What is needed: Search the data for the word "this". Reproduce every line where it is found.

Dataset:
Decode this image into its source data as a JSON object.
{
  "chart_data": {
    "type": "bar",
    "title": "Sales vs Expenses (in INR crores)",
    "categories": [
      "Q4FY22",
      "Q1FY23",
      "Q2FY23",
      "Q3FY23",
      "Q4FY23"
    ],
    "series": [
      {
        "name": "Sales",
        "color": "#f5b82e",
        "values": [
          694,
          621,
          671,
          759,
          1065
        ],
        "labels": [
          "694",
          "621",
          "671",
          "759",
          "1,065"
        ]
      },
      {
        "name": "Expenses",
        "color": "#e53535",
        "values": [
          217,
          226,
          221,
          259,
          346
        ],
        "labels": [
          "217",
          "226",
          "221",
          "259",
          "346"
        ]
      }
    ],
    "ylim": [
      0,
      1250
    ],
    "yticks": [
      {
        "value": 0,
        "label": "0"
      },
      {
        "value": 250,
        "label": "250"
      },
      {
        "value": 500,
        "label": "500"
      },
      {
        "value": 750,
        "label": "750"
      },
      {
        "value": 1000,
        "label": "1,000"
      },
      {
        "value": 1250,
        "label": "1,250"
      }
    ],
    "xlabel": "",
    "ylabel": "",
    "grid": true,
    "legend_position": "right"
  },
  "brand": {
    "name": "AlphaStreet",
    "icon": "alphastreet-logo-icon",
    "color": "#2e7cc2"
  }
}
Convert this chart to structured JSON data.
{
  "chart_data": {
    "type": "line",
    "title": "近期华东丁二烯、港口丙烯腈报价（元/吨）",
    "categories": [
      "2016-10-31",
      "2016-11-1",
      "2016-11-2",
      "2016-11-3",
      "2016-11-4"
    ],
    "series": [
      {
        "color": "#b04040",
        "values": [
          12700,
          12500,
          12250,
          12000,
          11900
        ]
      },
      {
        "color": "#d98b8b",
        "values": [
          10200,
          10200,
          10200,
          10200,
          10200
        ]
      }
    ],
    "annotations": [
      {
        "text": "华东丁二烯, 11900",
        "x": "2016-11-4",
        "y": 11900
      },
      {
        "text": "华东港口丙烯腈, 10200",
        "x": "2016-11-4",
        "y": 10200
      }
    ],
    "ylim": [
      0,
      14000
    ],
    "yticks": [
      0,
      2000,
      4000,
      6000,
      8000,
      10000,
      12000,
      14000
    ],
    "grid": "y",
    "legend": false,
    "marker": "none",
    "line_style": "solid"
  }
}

Output of the task:
Decode this image into its source data as a JSON object.
Convert this chart to structured JSON data.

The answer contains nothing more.